- _Set problem_
State the number of lines below in which the word "不在朝廷结党营私" appears. Nothing else belongs in the answer.

- _Provided material_
--
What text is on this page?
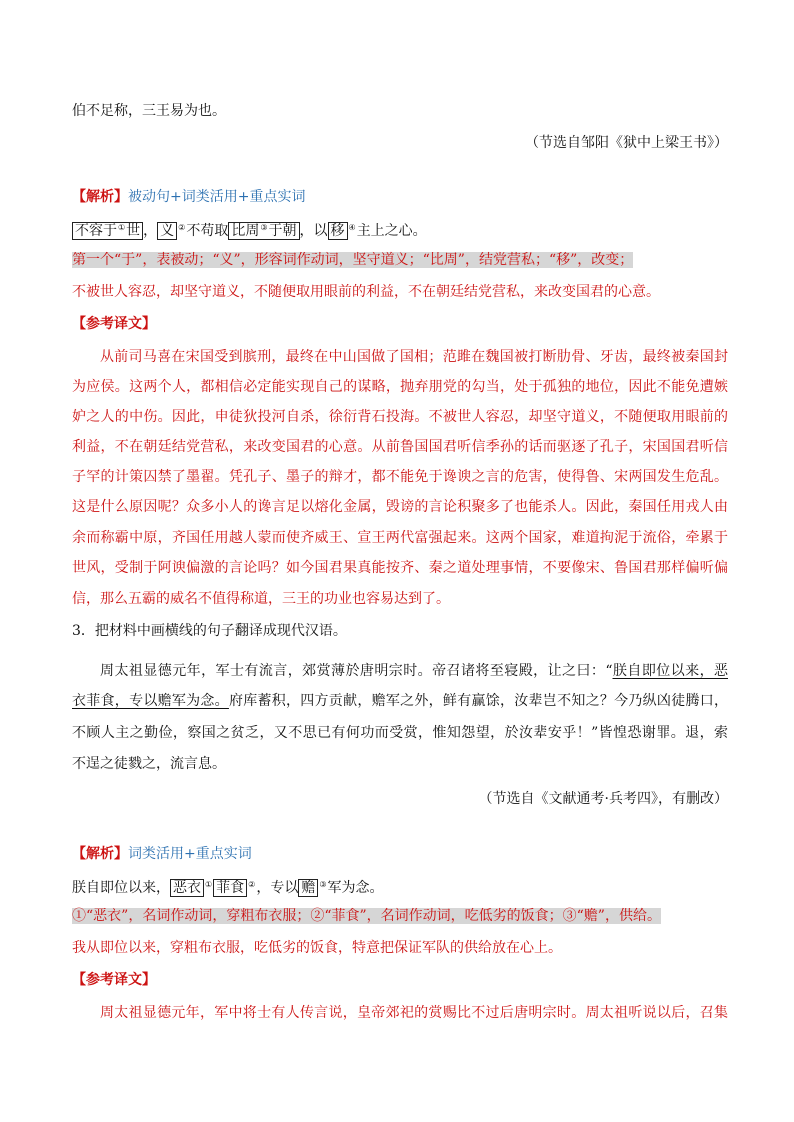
伯不足称，三王易为也。
（节选自邹阳《狱中上梁王书》）
【解析】被动句+词类活用+重点实词
不容于①世 ， 义 ②不苟取 比周③于朝 ，以 移 ④主上之心。
第一个“于”，表被动；“义”，形容词作动词，坚守道义；“比周”，结党营私；“移”，改变；
不被世人容忍，却坚守道义，不随便取用眼前的利益，不在朝廷结党营私，来改变国君的心意。
【参考译文】
从前司马喜在宋国受到膑刑，最终在中山国做了国相；范雎在魏国被打断肋骨、牙齿，最终被秦国封
为应侯。这两个人，都相信必定能实现自己的谋略，抛弃朋党的勾当，处于孤独的地位，因此不能免遭嫉
妒之人的中伤。因此，申徒狄投河自杀，徐衍背石投海。不被世人容忍，却坚守道义，不随便取用眼前的
利益，不在朝廷结党营私，来改变国君的心意。从前鲁国国君听信季孙的话而驱逐了孔子，宋国国君听信
子罕的计策囚禁了墨翟。凭孔子、墨子的辩才，都不能免于谗谀之言的危害，使得鲁、宋两国发生危乱。
这是什么原因呢？众多小人的谗言足以熔化金属，毁谤的言论积聚多了也能杀人。因此，秦国任用戎人由
余而称霸中原，齐国任用越人蒙而使齐威王、宣王两代富强起来。这两个国家，难道拘泥于流俗，牵累于
世风，受制于阿谀偏激的言论吗？如今国君果真能按齐、秦之道处理事情，不要像宋、鲁国君那样偏听偏
信，那么五霸的威名不值得称道，三王的功业也容易达到了。
3．把材料中画横线的句子翻译成现代汉语。
周太祖显德元年，军士有流言，郊赏薄於唐明宗时。帝召诸将至寝殿，让之曰：“朕自即位以来，恶
衣菲食，专以赡军为念。府库蓄积，四方贡献，赡军之外，鲜有赢馀，汝辈岂不知之？今乃纵凶徒腾口，
不顾人主之勤俭，察国之贫乏，又不思已有何功而受赏，惟知怨望，於汝辈安乎！”皆惶恐谢罪。退，索
不逞之徒戮之，流言息。
（节选自《文献通考·兵考四》，有删改）
【解析】词类活用+重点实词
朕自即位以来， 恶衣 ① 菲食 ②，专以 赡 ③军为念。
①“恶衣”，名词作动词，穿粗布衣服；②“菲食”，名词作动词，吃低劣的饭食；③“赡”，供给。
我从即位以来，穿粗布衣服，吃低劣的饭食，特意把保证军队的供给放在心上。
【参考译文】
周太祖显德元年，军中将士有人传言说，皇帝郊祀的赏赐比不过后唐明宗时。周太祖听说以后，召集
--
- _Output for this exercise_
2